* [Excerpt provided]
= André Mba Obame =

Gabonese politician

André Mba Obame (15 June 1957 - 12 April 2015) was a Gabonese politician. After serving as an adviser to President Omar Bongo in the 1980s, he was a minister in the government of Gabon from 1990 to 1991 and again from 1997 to 2009; during that time, he was identified with the reformist wing of the ruling Gabonese Democratic Party (PDG). He held the key post of Minister of the Interior from 2006 to 2009 and then briefly served as Minister of the Coordination and Follow-up of Government Action in mid-2009. He was an independent candidate in the 30 August 2009 presidential election and placed third with 25.33% of the vote, according to official results, but he claimed victory and alleged that the PDG candidate, Ali Bongo, won through fraud.

(Recorded data)
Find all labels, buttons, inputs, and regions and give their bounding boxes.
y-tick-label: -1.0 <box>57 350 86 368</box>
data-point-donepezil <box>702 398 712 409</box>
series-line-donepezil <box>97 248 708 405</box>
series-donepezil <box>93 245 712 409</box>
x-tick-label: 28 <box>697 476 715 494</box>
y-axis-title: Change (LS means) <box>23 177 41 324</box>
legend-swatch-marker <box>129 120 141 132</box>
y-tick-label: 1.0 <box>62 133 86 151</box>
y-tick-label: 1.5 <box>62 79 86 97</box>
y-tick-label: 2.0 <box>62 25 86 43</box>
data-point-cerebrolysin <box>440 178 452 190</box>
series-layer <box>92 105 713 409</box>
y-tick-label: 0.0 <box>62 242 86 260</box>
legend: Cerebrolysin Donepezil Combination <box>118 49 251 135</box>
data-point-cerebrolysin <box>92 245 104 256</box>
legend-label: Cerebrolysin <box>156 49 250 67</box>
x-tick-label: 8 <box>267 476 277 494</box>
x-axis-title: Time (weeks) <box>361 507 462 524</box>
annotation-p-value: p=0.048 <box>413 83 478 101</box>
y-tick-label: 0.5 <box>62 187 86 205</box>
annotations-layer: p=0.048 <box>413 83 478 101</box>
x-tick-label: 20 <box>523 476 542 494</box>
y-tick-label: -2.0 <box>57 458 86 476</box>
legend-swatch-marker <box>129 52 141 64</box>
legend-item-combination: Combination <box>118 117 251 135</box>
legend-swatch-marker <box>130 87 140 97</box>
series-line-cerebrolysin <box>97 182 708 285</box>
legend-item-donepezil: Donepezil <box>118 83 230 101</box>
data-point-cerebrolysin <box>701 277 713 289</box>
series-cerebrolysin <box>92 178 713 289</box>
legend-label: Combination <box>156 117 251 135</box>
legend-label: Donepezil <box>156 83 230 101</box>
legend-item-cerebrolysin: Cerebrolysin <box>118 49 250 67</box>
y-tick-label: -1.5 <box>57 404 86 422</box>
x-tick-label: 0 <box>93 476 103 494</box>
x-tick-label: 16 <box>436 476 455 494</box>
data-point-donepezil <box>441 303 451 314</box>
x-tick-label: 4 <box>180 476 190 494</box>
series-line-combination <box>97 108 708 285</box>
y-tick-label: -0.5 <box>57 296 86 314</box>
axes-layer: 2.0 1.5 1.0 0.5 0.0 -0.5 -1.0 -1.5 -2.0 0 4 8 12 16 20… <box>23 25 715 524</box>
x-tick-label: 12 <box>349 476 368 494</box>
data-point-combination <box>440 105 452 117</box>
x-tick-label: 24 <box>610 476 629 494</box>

* [Exercise instructions]
For each statement, decide whether it agrees with the biography of André Mba Obame. Answer yes or no, and quote the words of the biography that settle it. 1. He served as Minister of the Interior from 2006 to 2009. 2. He placed second in the 2009 presidential election. 3. He ran in the 2009 presidential election as the candidate of the Gabonese Democratic Party.

* [Written response]
1. Yes: "He held the key post of Minister of the Interior from 2006 to 2009"
2. No: "placed third with 25.33% of the vote, according to official results"
3. No: "He was an independent candidate in the 30 August 2009 presidential election"